### [GOAL]
Write out every entry precisely as given, leaving the pictures out.

### [TASK INPUT]
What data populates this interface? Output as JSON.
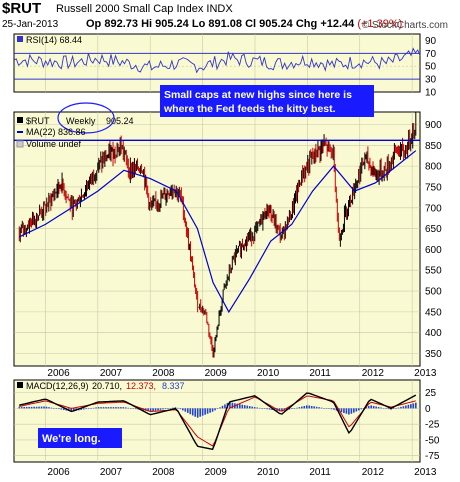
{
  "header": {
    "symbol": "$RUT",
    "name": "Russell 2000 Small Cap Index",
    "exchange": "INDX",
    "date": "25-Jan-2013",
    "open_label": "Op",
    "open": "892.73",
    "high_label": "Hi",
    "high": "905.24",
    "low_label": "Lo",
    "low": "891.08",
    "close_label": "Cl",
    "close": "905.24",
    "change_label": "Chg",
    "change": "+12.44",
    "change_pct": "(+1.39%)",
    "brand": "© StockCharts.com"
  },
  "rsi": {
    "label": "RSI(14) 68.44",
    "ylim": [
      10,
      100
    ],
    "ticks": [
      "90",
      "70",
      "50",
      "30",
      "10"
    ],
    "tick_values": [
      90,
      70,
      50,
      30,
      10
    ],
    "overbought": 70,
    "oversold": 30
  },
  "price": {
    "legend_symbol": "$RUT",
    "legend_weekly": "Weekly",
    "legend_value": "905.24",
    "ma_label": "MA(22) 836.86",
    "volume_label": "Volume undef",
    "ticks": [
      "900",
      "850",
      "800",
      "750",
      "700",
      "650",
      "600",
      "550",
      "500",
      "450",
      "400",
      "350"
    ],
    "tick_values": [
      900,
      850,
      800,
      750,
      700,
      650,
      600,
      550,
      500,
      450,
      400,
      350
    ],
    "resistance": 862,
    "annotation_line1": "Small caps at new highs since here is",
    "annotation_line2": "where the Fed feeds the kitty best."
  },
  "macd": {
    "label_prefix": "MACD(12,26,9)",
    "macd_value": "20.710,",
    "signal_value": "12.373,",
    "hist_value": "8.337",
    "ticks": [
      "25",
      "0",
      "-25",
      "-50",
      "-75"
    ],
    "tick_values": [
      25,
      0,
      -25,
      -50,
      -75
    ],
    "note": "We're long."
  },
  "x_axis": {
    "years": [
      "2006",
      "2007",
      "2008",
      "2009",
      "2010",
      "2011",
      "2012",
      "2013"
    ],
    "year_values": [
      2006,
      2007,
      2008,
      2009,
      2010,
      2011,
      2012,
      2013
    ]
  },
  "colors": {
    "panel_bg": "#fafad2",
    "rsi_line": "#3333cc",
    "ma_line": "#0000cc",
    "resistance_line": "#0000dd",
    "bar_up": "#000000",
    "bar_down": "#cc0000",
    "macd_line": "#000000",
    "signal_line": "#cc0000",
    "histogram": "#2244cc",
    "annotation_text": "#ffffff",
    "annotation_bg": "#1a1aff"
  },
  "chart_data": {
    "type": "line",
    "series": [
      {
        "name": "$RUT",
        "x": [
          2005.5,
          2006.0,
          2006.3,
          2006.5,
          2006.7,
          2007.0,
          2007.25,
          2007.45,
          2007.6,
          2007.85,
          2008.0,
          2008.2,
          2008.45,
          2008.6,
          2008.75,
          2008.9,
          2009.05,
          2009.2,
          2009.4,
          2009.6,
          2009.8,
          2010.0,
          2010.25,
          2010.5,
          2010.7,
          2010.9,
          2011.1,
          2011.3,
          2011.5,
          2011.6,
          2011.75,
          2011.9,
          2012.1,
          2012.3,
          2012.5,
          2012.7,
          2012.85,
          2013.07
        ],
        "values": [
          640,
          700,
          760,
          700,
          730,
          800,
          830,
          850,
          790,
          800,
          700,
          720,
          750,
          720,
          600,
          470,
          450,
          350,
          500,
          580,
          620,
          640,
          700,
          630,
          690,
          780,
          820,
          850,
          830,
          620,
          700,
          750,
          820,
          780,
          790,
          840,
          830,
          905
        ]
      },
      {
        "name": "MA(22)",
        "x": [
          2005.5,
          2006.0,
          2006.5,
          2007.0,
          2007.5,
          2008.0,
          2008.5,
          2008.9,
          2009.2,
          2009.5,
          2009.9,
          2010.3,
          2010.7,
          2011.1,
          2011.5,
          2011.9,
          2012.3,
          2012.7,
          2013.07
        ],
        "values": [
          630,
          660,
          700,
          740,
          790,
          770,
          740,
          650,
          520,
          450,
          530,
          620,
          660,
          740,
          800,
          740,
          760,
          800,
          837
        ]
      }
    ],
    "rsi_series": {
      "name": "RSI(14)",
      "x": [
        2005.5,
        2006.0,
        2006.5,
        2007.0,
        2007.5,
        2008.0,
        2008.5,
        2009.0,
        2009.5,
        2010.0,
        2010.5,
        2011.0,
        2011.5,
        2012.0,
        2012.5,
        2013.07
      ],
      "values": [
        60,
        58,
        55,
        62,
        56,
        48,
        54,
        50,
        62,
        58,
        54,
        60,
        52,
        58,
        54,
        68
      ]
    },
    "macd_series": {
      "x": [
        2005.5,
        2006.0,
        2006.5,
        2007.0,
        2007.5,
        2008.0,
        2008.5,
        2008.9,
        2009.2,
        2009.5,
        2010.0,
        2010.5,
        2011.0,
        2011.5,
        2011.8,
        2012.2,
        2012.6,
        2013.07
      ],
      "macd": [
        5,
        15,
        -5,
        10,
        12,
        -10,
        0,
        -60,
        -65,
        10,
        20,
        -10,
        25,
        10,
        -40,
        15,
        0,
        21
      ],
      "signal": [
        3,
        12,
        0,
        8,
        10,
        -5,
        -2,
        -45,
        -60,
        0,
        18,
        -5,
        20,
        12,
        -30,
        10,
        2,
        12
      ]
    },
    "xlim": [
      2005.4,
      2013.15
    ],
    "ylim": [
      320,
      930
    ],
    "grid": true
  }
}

### [OUTPUT]
What data populates this interface? Output as JSON.
{
  "header": {
    "symbol": "$RUT",
    "name": "Russell 2000 Small Cap Index",
    "exchange": "INDX",
    "date": "25-Jan-2013",
    "open_label": "Op",
    "open": "892.73",
    "high_label": "Hi",
    "high": "905.24",
    "low_label": "Lo",
    "low": "891.08",
    "close_label": "Cl",
    "close": "905.24",
    "change_label": "Chg",
    "change": "+12.44",
    "change_pct": "(+1.39%)",
    "brand": "© StockCharts.com"
  },
  "rsi": {
    "label": "RSI(14) 68.44",
    "ylim": [
      10,
      100
    ],
    "ticks": [
      "90",
      "70",
      "50",
      "30",
      "10"
    ],
    "tick_values": [
      90,
      70,
      50,
      30,
      10
    ],
    "overbought": 70,
    "oversold": 30
  },
  "price": {
    "legend_symbol": "$RUT",
    "legend_weekly": "Weekly",
    "legend_value": "905.24",
    "ma_label": "MA(22) 836.86",
    "volume_label": "Volume undef",
    "ticks": [
      "900",
      "850",
      "800",
      "750",
      "700",
      "650",
      "600",
      "550",
      "500",
      "450",
      "400",
      "350"
    ],
    "tick_values": [
      900,
      850,
      800,
      750,
      700,
      650,
      600,
      550,
      500,
      450,
      400,
      350
    ],
    "resistance": 862,
    "annotation_line1": "Small caps at new highs since here is",
    "annotation_line2": "where the Fed feeds the kitty best."
  },
  "macd": {
    "label_prefix": "MACD(12,26,9)",
    "macd_value": "20.710,",
    "signal_value": "12.373,",
    "hist_value": "8.337",
    "ticks": [
      "25",
      "0",
      "-25",
      "-50",
      "-75"
    ],
    "tick_values": [
      25,
      0,
      -25,
      -50,
      -75
    ],
    "note": "We're long."
  },
  "x_axis": {
    "years": [
      "2006",
      "2007",
      "2008",
      "2009",
      "2010",
      "2011",
      "2012",
      "2013"
    ],
    "year_values": [
      2006,
      2007,
      2008,
      2009,
      2010,
      2011,
      2012,
      2013
    ]
  },
  "colors": {
    "panel_bg": "#fafad2",
    "rsi_line": "#3333cc",
    "ma_line": "#0000cc",
    "resistance_line": "#0000dd",
    "bar_up": "#000000",
    "bar_down": "#cc0000",
    "macd_line": "#000000",
    "signal_line": "#cc0000",
    "histogram": "#2244cc",
    "annotation_text": "#ffffff",
    "annotation_bg": "#1a1aff"
  },
  "chart_data": {
    "type": "line",
    "series": [
      {
        "name": "$RUT",
        "x": [
          2005.5,
          2006.0,
          2006.3,
          2006.5,
          2006.7,
          2007.0,
          2007.25,
          2007.45,
          2007.6,
          2007.85,
          2008.0,
          2008.2,
          2008.45,
          2008.6,
          2008.75,
          2008.9,
          2009.05,
          2009.2,
          2009.4,
          2009.6,
          2009.8,
          2010.0,
          2010.25,
          2010.5,
          2010.7,
          2010.9,
          2011.1,
          2011.3,
          2011.5,
          2011.6,
          2011.75,
          2011.9,
          2012.1,
          2012.3,
          2012.5,
          2012.7,
          2012.85,
          2013.07
        ],
        "values": [
          640,
          700,
          760,
          700,
          730,
          800,
          830,
          850,
          790,
          800,
          700,
          720,
          750,
          720,
          600,
          470,
          450,
          350,
          500,
          580,
          620,
          640,
          700,
          630,
          690,
          780,
          820,
          850,
          830,
          620,
          700,
          750,
          820,
          780,
          790,
          840,
          830,
          905
        ]
      },
      {
        "name": "MA(22)",
        "x": [
          2005.5,
          2006.0,
          2006.5,
          2007.0,
          2007.5,
          2008.0,
          2008.5,
          2008.9,
          2009.2,
          2009.5,
          2009.9,
          2010.3,
          2010.7,
          2011.1,
          2011.5,
          2011.9,
          2012.3,
          2012.7,
          2013.07
        ],
        "values": [
          630,
          660,
          700,
          740,
          790,
          770,
          740,
          650,
          520,
          450,
          530,
          620,
          660,
          740,
          800,
          740,
          760,
          800,
          837
        ]
      }
    ],
    "rsi_series": {
      "name": "RSI(14)",
      "x": [
        2005.5,
        2006.0,
        2006.5,
        2007.0,
        2007.5,
        2008.0,
        2008.5,
        2009.0,
        2009.5,
        2010.0,
        2010.5,
        2011.0,
        2011.5,
        2012.0,
        2012.5,
        2013.07
      ],
      "values": [
        60,
        58,
        55,
        62,
        56,
        48,
        54,
        50,
        62,
        58,
        54,
        60,
        52,
        58,
        54,
        68
      ]
    },
    "macd_series": {
      "x": [
        2005.5,
        2006.0,
        2006.5,
        2007.0,
        2007.5,
        2008.0,
        2008.5,
        2008.9,
        2009.2,
        2009.5,
        2010.0,
        2010.5,
        2011.0,
        2011.5,
        2011.8,
        2012.2,
        2012.6,
        2013.07
      ],
      "macd": [
        5,
        15,
        -5,
        10,
        12,
        -10,
        0,
        -60,
        -65,
        10,
        20,
        -10,
        25,
        10,
        -40,
        15,
        0,
        21
      ],
      "signal": [
        3,
        12,
        0,
        8,
        10,
        -5,
        -2,
        -45,
        -60,
        0,
        18,
        -5,
        20,
        12,
        -30,
        10,
        2,
        12
      ]
    },
    "xlim": [
      2005.4,
      2013.15
    ],
    "ylim": [
      320,
      930
    ],
    "grid": true
  }
}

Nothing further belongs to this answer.